● PROMPT
All of the material should be reproduced exactly, with pictures left out.

● SUPPLIED INFORMATION
┌──

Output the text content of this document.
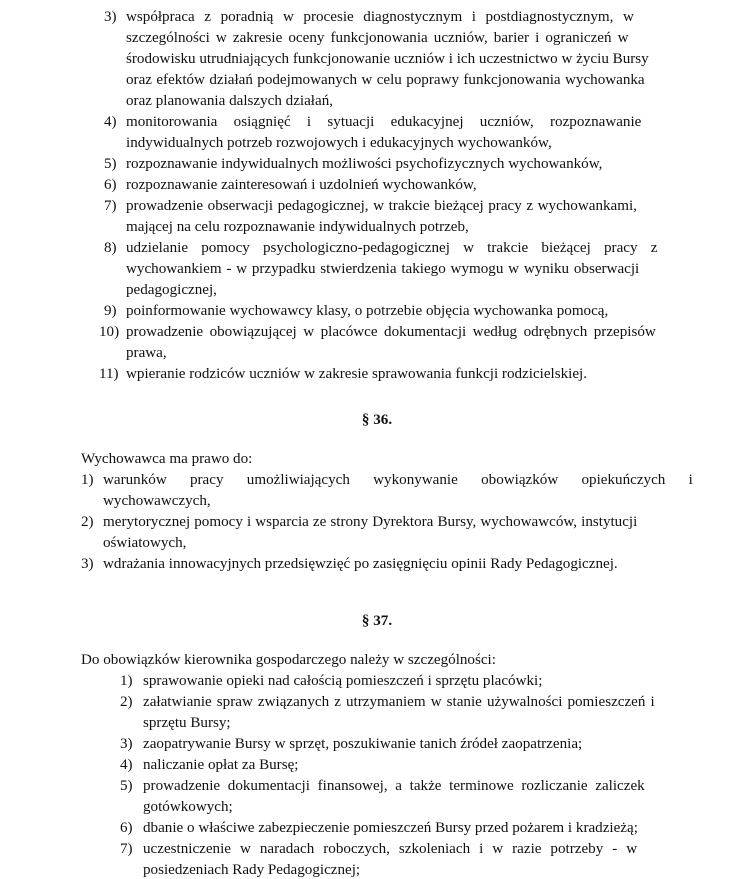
3) współpraca z poradnią w procesie diagnostycznym i postdiagnostycznym, w
szczególności w zakresie oceny funkcjonowania uczniów, barier i ograniczeń w
środowisku utrudniających funkcjonowanie uczniów i ich uczestnictwo w życiu Bursy
oraz efektów działań podejmowanych w celu poprawy funkcjonowania wychowanka
oraz planowania dalszych działań,
4) monitorowania osiągnięć i sytuacji edukacyjnej uczniów, rozpoznawanie
indywidualnych potrzeb rozwojowych i edukacyjnych wychowanków,
5) rozpoznawanie indywidualnych możliwości psychofizycznych wychowanków,
6) rozpoznawanie zainteresowań i uzdolnień wychowanków,
7) prowadzenie obserwacji pedagogicznej, w trakcie bieżącej pracy z wychowankami,
mającej na celu rozpoznawanie indywidualnych potrzeb,
8) udzielanie pomocy psychologiczno-pedagogicznej w trakcie bieżącej pracy z
wychowankiem - w przypadku stwierdzenia takiego wymogu w wyniku obserwacji
pedagogicznej,
9) poinformowanie wychowawcy klasy, o potrzebie objęcia wychowanka pomocą,
10) prowadzenie obowiązującej w placówce dokumentacji według odrębnych przepisów
prawa,
11) wpieranie rodziców uczniów w zakresie sprawowania funkcji rodzicielskiej.
§ 36.
Wychowawca ma prawo do:
1) warunków pracy umożliwiających wykonywanie obowiązków opiekuńczych i
wychowawczych,
2) merytorycznej pomocy i wsparcia ze strony Dyrektora Bursy, wychowawców, instytucji
oświatowych,
3) wdrażania innowacyjnych przedsięwzięć po zasięgnięciu opinii Rady Pedagogicznej.
§ 37.
Do obowiązków kierownika gospodarczego należy w szczególności:
1) sprawowanie opieki nad całością pomieszczeń i sprzętu placówki;
2) załatwianie spraw związanych z utrzymaniem w stanie używalności pomieszczeń i
sprzętu Bursy;
3) zaopatrywanie Bursy w sprzęt, poszukiwanie tanich źródeł zaopatrzenia;
4) naliczanie opłat za Bursę;
5) prowadzenie dokumentacji finansowej, a także terminowe rozliczanie zaliczek
gotówkowych;
6) dbanie o właściwe zabezpieczenie pomieszczeń Bursy przed pożarem i kradzieżą;
7) uczestniczenie w naradach roboczych, szkoleniach i w razie potrzeby - w
posiedzeniach Rady Pedagogicznej;
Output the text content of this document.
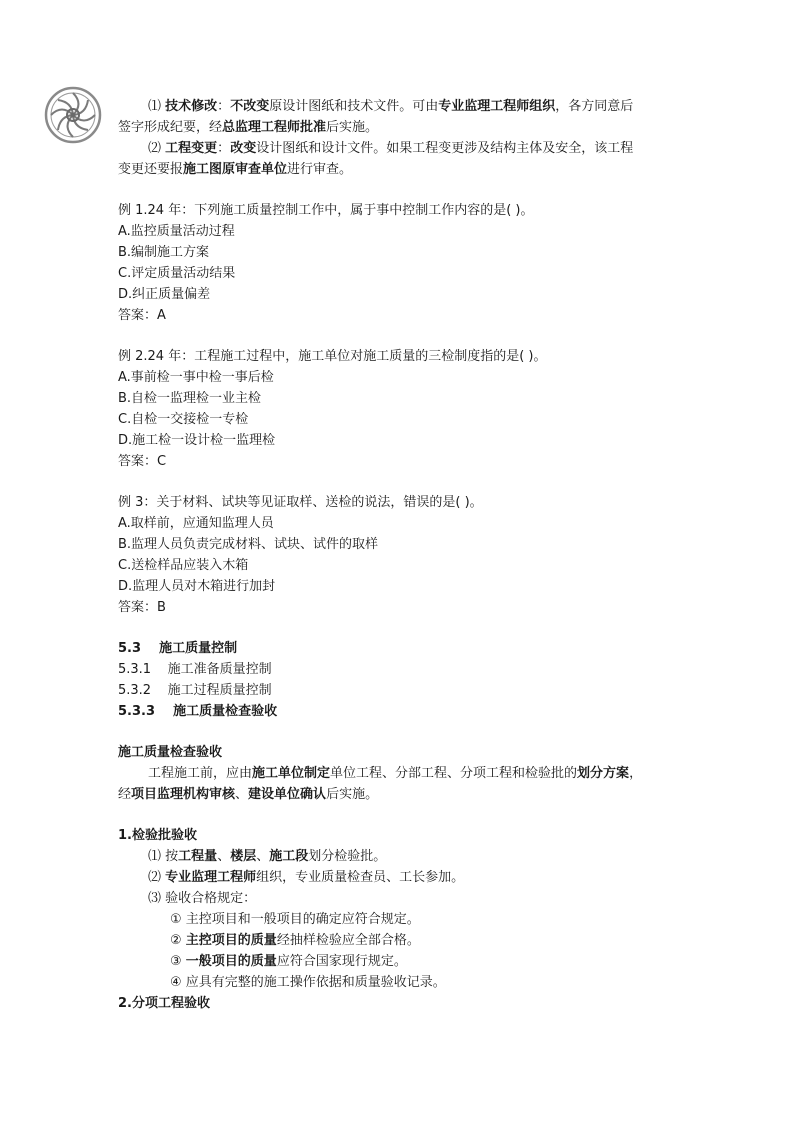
⑴ 技术修改：不改变原设计图纸和技术文件。可由专业监理工程师组织，各方同意后
签字形成纪要，经总监理工程师批准后实施。
⑵ 工程变更：改变设计图纸和设计文件。如果工程变更涉及结构主体及安全，该工程
变更还要报施工图原审查单位进行审查。
例 1.24 年：下列施工质量控制工作中，属于事中控制工作内容的是( )。
A.监控质量活动过程
B.编制施工方案
C.评定质量活动结果
D.纠正质量偏差
答案：A
例 2.24 年：工程施工过程中，施工单位对施工质量的三检制度指的是( )。
A.事前检一事中检一事后检
B.自检一监理检一业主检
C.自检一交接检一专检
D.施工检一设计检一监理检
答案：C
例 3：关于材料、试块等见证取样、送检的说法，错误的是( )。
A.取样前，应通知监理人员
B.监理人员负责完成材料、试块、试件的取样
C.送检样品应装入木箱
D.监理人员对木箱进行加封
答案：B
5.3    施工质量控制
5.3.1    施工准备质量控制
5.3.2    施工过程质量控制
5.3.3    施工质量检查验收
施工质量检查验收
工程施工前，应由施工单位制定单位工程、分部工程、分项工程和检验批的划分方案，
经项目监理机构审核、建设单位确认后实施。
1.检验批验收
⑴ 按工程量、楼层、施工段划分检验批。
⑵ 专业监理工程师组织，专业质量检查员、工长参加。
⑶ 验收合格规定：
① 主控项目和一般项目的确定应符合规定。
② 主控项目的质量经抽样检验应全部合格。
③ 一般项目的质量应符合国家现行规定。
④ 应具有完整的施工操作依据和质量验收记录。
2.分项工程验收
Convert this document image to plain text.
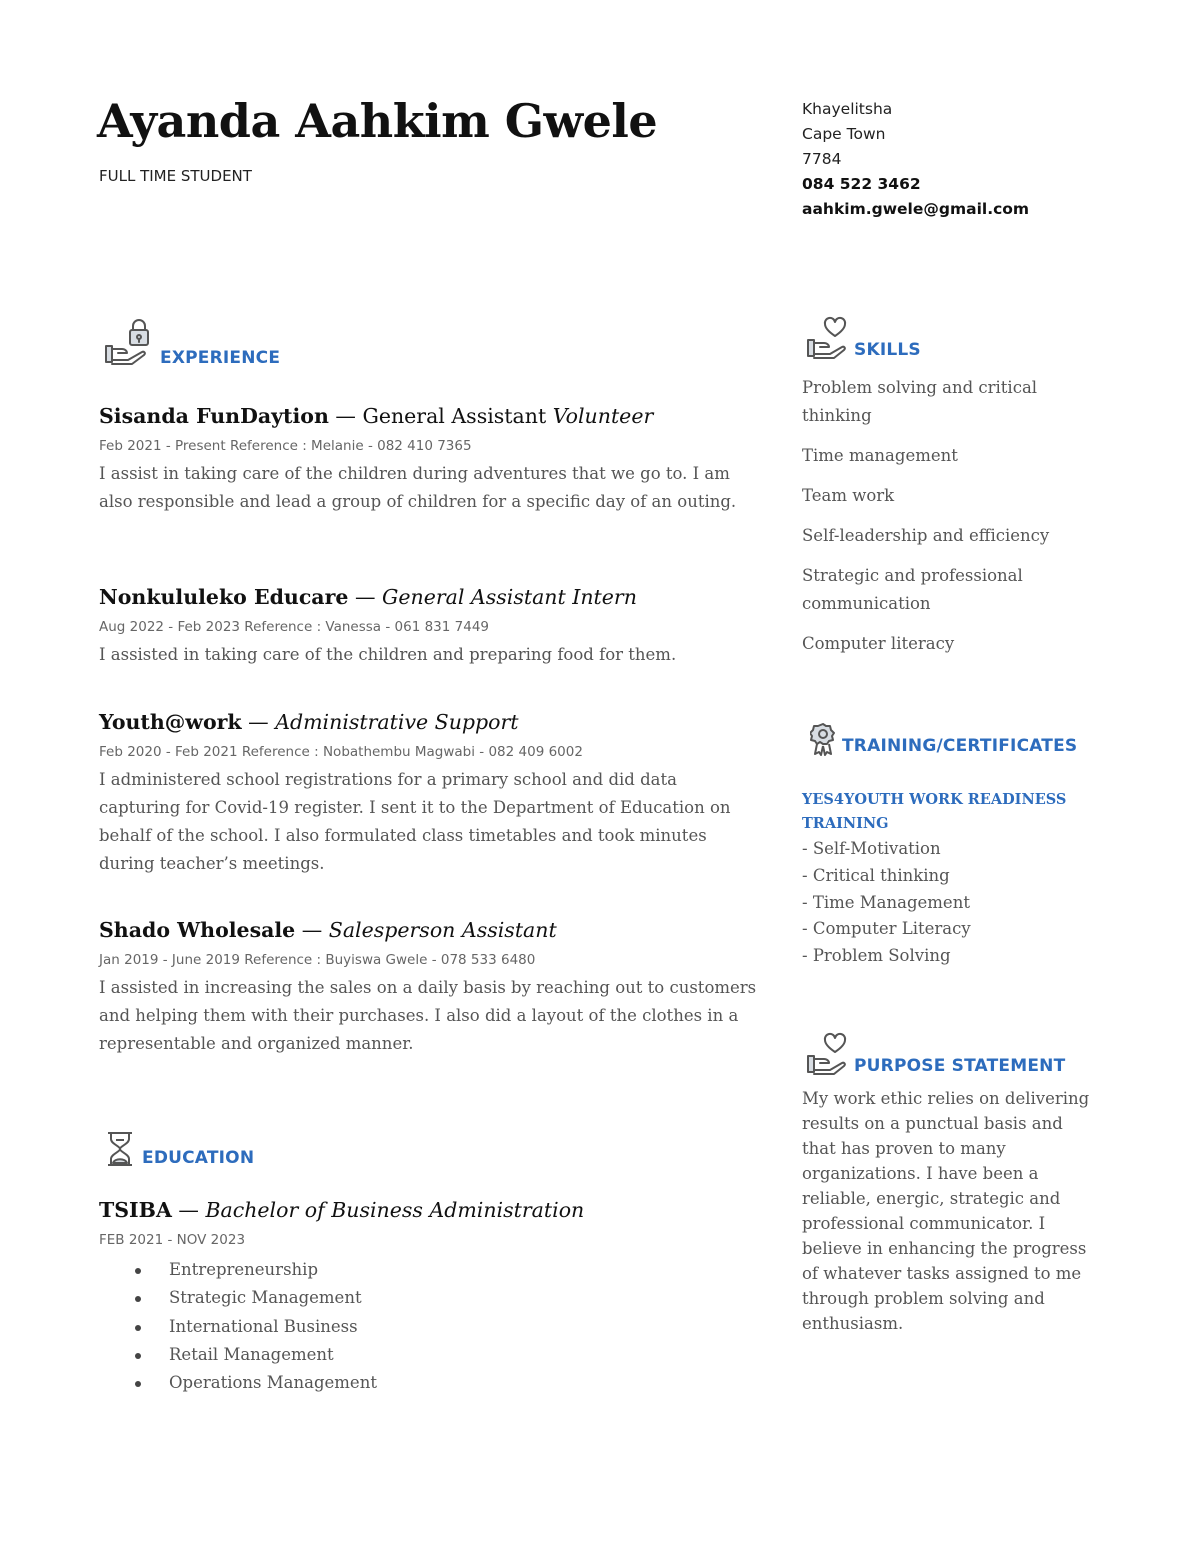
Ayanda Aahkim Gwele
FULL TIME STUDENT
Khayelitsha
Cape Town
7784
084 522 3462
aahkim.gwele@gmail.com
EXPERIENCE
Sisanda FunDaytion — General Assistant Volunteer
Feb 2021 - Present Reference : Melanie - 082 410 7365
I assist in taking care of the children during adventures that we go to. I am also responsible and lead a group of children for a specific day of an outing.
Nonkululeko Educare — General Assistant Intern
Aug 2022 - Feb 2023 Reference : Vanessa - 061 831 7449
I assisted in taking care of the children and preparing food for them.
Youth@work — Administrative Support
Feb 2020 - Feb 2021 Reference : Nobathembu Magwabi - 082 409 6002
I administered school registrations for a primary school and did data capturing for Covid-19 register. I sent it to the Department of Education on behalf of the school. I also formulated class timetables and took minutes during teacher’s meetings.
Shado Wholesale — Salesperson Assistant
Jan 2019 - June 2019 Reference : Buyiswa Gwele - 078 533 6480
I assisted in increasing the sales on a daily basis by reaching out to customers and helping them with their purchases. I also did a layout of the clothes in a representable and organized manner.
EDUCATION
TSIBA — Bachelor of Business Administration
FEB 2021 - NOV 2023
Entrepreneurship
Strategic Management
International Business
Retail Management
Operations Management
SKILLS
Problem solving and critical thinking
Time management
Team work
Self-leadership and efficiency
Strategic and professional communication
Computer literacy
TRAINING/CERTIFICATES
YES4YOUTH WORK READINESS TRAINING
- Self-Motivation
- Critical thinking
- Time Management
- Computer Literacy
- Problem Solving
PURPOSE STATEMENT
My work ethic relies on delivering results on a punctual basis and that has proven to many organizations. I have been a reliable, energic, strategic and professional communicator. I believe in enhancing the progress of whatever tasks assigned to me through problem solving and enthusiasm.
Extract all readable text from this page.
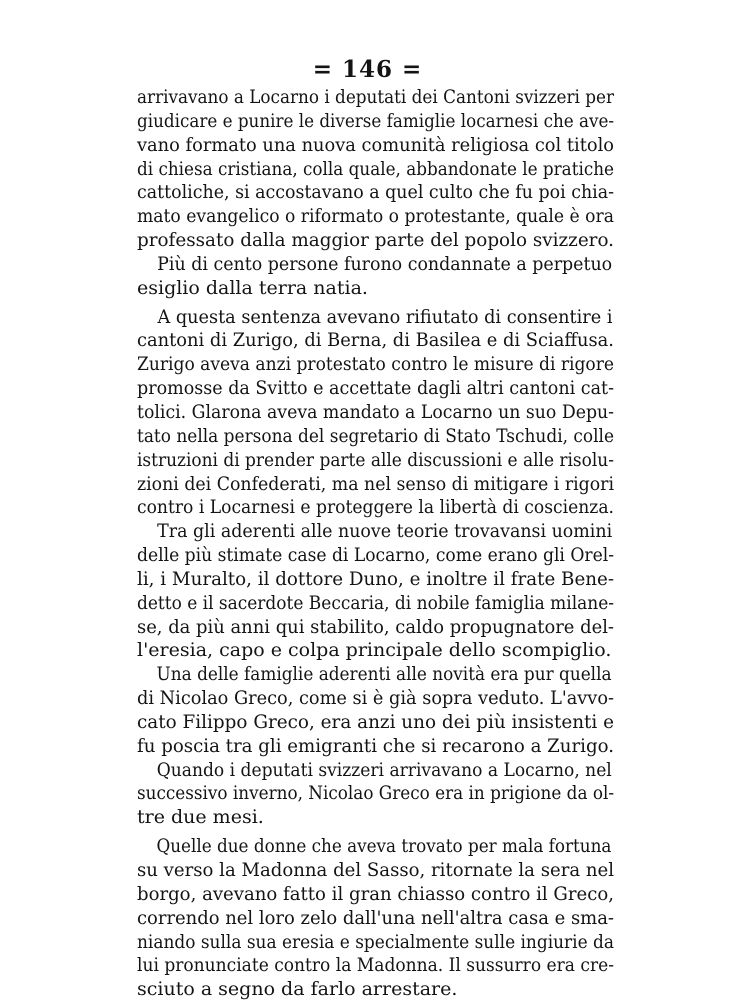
= 146 =
arrivavano a Locarno i deputati dei Cantoni svizzeri per
giudicare e punire le diverse famiglie locarnesi che ave-
vano formato una nuova comunità religiosa col titolo
di chiesa cristiana, colla quale, abbandonate le pratiche
cattoliche, si accostavano a quel culto che fu poi chia-
mato evangelico o riformato o protestante, quale è ora
professato dalla maggior parte del popolo svizzero.
Più di cento persone furono condannate a perpetuo
esiglio dalla terra natia.
A questa sentenza avevano rifiutato di consentire i
cantoni di Zurigo, di Berna, di Basilea e di Sciaffusa.
Zurigo aveva anzi protestato contro le misure di rigore
promosse da Svitto e accettate dagli altri cantoni cat-
tolici. Glarona aveva mandato a Locarno un suo Depu-
tato nella persona del segretario di Stato Tschudi, colle
istruzioni di prender parte alle discussioni e alle risolu-
zioni dei Confederati, ma nel senso di mitigare i rigori
contro i Locarnesi e proteggere la libertà di coscienza.
Tra gli aderenti alle nuove teorie trovavansi uomini
delle più stimate case di Locarno, come erano gli Orel-
li, i Muralto, il dottore Duno, e inoltre il frate Bene-
detto e il sacerdote Beccaria, di nobile famiglia milane-
se, da più anni qui stabilito, caldo propugnatore del-
l'eresia, capo e colpa principale dello scompiglio.
Una delle famiglie aderenti alle novità era pur quella
di Nicolao Greco, come si è già sopra veduto. L'avvo-
cato Filippo Greco, era anzi uno dei più insistenti e
fu poscia tra gli emigranti che si recarono a Zurigo.
Quando i deputati svizzeri arrivavano a Locarno, nel
successivo inverno, Nicolao Greco era in prigione da ol-
tre due mesi.
Quelle due donne che aveva trovato per mala fortuna
su verso la Madonna del Sasso, ritornate la sera nel
borgo, avevano fatto il gran chiasso contro il Greco,
correndo nel loro zelo dall'una nell'altra casa e sma-
niando sulla sua eresia e specialmente sulle ingiurie da
lui pronunciate contro la Madonna. Il sussurro era cre-
sciuto a segno da farlo arrestare.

└──

● ANSWER TO THE EXERCISE
Output the text content of this document.
3) współpraca z poradnią w procesie diagnostycznym i postdiagnostycznym, w
szczególności w zakresie oceny funkcjonowania uczniów, barier i ograniczeń w
środowisku utrudniających funkcjonowanie uczniów i ich uczestnictwo w życiu Bursy
oraz efektów działań podejmowanych w celu poprawy funkcjonowania wychowanka
oraz planowania dalszych działań,
4) monitorowania osiągnięć i sytuacji edukacyjnej uczniów, rozpoznawanie
indywidualnych potrzeb rozwojowych i edukacyjnych wychowanków,
5) rozpoznawanie indywidualnych możliwości psychofizycznych wychowanków,
6) rozpoznawanie zainteresowań i uzdolnień wychowanków,
7) prowadzenie obserwacji pedagogicznej, w trakcie bieżącej pracy z wychowankami,
mającej na celu rozpoznawanie indywidualnych potrzeb,
8) udzielanie pomocy psychologiczno-pedagogicznej w trakcie bieżącej pracy z
wychowankiem - w przypadku stwierdzenia takiego wymogu w wyniku obserwacji
pedagogicznej,
9) poinformowanie wychowawcy klasy, o potrzebie objęcia wychowanka pomocą,
10) prowadzenie obowiązującej w placówce dokumentacji według odrębnych przepisów
prawa,
11) wpieranie rodziców uczniów w zakresie sprawowania funkcji rodzicielskiej.
§ 36.
Wychowawca ma prawo do:
1) warunków pracy umożliwiających wykonywanie obowiązków opiekuńczych i
wychowawczych,
2) merytorycznej pomocy i wsparcia ze strony Dyrektora Bursy, wychowawców, instytucji
oświatowych,
3) wdrażania innowacyjnych przedsięwzięć po zasięgnięciu opinii Rady Pedagogicznej.
§ 37.
Do obowiązków kierownika gospodarczego należy w szczególności:
1) sprawowanie opieki nad całością pomieszczeń i sprzętu placówki;
2) załatwianie spraw związanych z utrzymaniem w stanie używalności pomieszczeń i
sprzętu Bursy;
3) zaopatrywanie Bursy w sprzęt, poszukiwanie tanich źródeł zaopatrzenia;
4) naliczanie opłat za Bursę;
5) prowadzenie dokumentacji finansowej, a także terminowe rozliczanie zaliczek
gotówkowych;
6) dbanie o właściwe zabezpieczenie pomieszczeń Bursy przed pożarem i kradzieżą;
7) uczestniczenie w naradach roboczych, szkoleniach i w razie potrzeby - w
posiedzeniach Rady Pedagogicznej;
Output the text content of this document.
⑴ 技术修改：不改变原设计图纸和技术文件。可由专业监理工程师组织，各方同意后
签字形成纪要，经总监理工程师批准后实施。
⑵ 工程变更：改变设计图纸和设计文件。如果工程变更涉及结构主体及安全，该工程
变更还要报施工图原审查单位进行审查。
例 1.24 年：下列施工质量控制工作中，属于事中控制工作内容的是( )。
A.监控质量活动过程
B.编制施工方案
C.评定质量活动结果
D.纠正质量偏差
答案：A
例 2.24 年：工程施工过程中，施工单位对施工质量的三检制度指的是( )。
A.事前检一事中检一事后检
B.自检一监理检一业主检
C.自检一交接检一专检
D.施工检一设计检一监理检
答案：C
例 3：关于材料、试块等见证取样、送检的说法，错误的是( )。
A.取样前，应通知监理人员
B.监理人员负责完成材料、试块、试件的取样
C.送检样品应装入木箱
D.监理人员对木箱进行加封
答案：B
5.3    施工质量控制
5.3.1    施工准备质量控制
5.3.2    施工过程质量控制
5.3.3    施工质量检查验收
施工质量检查验收
工程施工前，应由施工单位制定单位工程、分部工程、分项工程和检验批的划分方案，
经项目监理机构审核、建设单位确认后实施。
1.检验批验收
⑴ 按工程量、楼层、施工段划分检验批。
⑵ 专业监理工程师组织，专业质量检查员、工长参加。
⑶ 验收合格规定：
① 主控项目和一般项目的确定应符合规定。
② 主控项目的质量经抽样检验应全部合格。
③ 一般项目的质量应符合国家现行规定。
④ 应具有完整的施工操作依据和质量验收记录。
2.分项工程验收
Convert this document image to plain text.
Ayanda Aahkim Gwele
FULL TIME STUDENT
Khayelitsha
Cape Town
7784
084 522 3462
aahkim.gwele@gmail.com
EXPERIENCE
Sisanda FunDaytion — General Assistant Volunteer
Feb 2021 - Present Reference : Melanie - 082 410 7365
I assist in taking care of the children during adventures that we go to. I am also responsible and lead a group of children for a specific day of an outing.
Nonkululeko Educare — General Assistant Intern
Aug 2022 - Feb 2023 Reference : Vanessa - 061 831 7449
I assisted in taking care of the children and preparing food for them.
Youth@work — Administrative Support
Feb 2020 - Feb 2021 Reference : Nobathembu Magwabi - 082 409 6002
I administered school registrations for a primary school and did data capturing for Covid-19 register. I sent it to the Department of Education on behalf of the school. I also formulated class timetables and took minutes during teacher’s meetings.
Shado Wholesale — Salesperson Assistant
Jan 2019 - June 2019 Reference : Buyiswa Gwele - 078 533 6480
I assisted in increasing the sales on a daily basis by reaching out to customers and helping them with their purchases. I also did a layout of the clothes in a representable and organized manner.
EDUCATION
TSIBA — Bachelor of Business Administration
FEB 2021 - NOV 2023
Entrepreneurship
Strategic Management
International Business
Retail Management
Operations Management
SKILLS
Problem solving and critical thinking
Time management
Team work
Self-leadership and efficiency
Strategic and professional communication
Computer literacy
TRAINING/CERTIFICATES
YES4YOUTH WORK READINESS TRAINING
- Self-Motivation
- Critical thinking
- Time Management
- Computer Literacy
- Problem Solving
PURPOSE STATEMENT
My work ethic relies on delivering results on a punctual basis and that has proven to many organizations. I have been a reliable, energic, strategic and professional communicator. I believe in enhancing the progress of whatever tasks assigned to me through problem solving and enthusiasm.
Extract all readable text from this page.
= 146 =
arrivavano a Locarno i deputati dei Cantoni svizzeri per
giudicare e punire le diverse famiglie locarnesi che ave-
vano formato una nuova comunità religiosa col titolo
di chiesa cristiana, colla quale, abbandonate le pratiche
cattoliche, si accostavano a quel culto che fu poi chia-
mato evangelico o riformato o protestante, quale è ora
professato dalla maggior parte del popolo svizzero.
Più di cento persone furono condannate a perpetuo
esiglio dalla terra natia.
A questa sentenza avevano rifiutato di consentire i
cantoni di Zurigo, di Berna, di Basilea e di Sciaffusa.
Zurigo aveva anzi protestato contro le misure di rigore
promosse da Svitto e accettate dagli altri cantoni cat-
tolici. Glarona aveva mandato a Locarno un suo Depu-
tato nella persona del segretario di Stato Tschudi, colle
istruzioni di prender parte alle discussioni e alle risolu-
zioni dei Confederati, ma nel senso di mitigare i rigori
contro i Locarnesi e proteggere la libertà di coscienza.
Tra gli aderenti alle nuove teorie trovavansi uomini
delle più stimate case di Locarno, come erano gli Orel-
li, i Muralto, il dottore Duno, e inoltre il frate Bene-
detto e il sacerdote Beccaria, di nobile famiglia milane-
se, da più anni qui stabilito, caldo propugnatore del-
l'eresia, capo e colpa principale dello scompiglio.
Una delle famiglie aderenti alle novità era pur quella
di Nicolao Greco, come si è già sopra veduto. L'avvo-
cato Filippo Greco, era anzi uno dei più insistenti e
fu poscia tra gli emigranti che si recarono a Zurigo.
Quando i deputati svizzeri arrivavano a Locarno, nel
successivo inverno, Nicolao Greco era in prigione da ol-
tre due mesi.
Quelle due donne che aveva trovato per mala fortuna
su verso la Madonna del Sasso, ritornate la sera nel
borgo, avevano fatto il gran chiasso contro il Greco,
correndo nel loro zelo dall'una nell'altra casa e sma-
niando sulla sua eresia e specialmente sulle ingiurie da
lui pronunciate contro la Madonna. Il sussurro era cre-
sciuto a segno da farlo arrestare.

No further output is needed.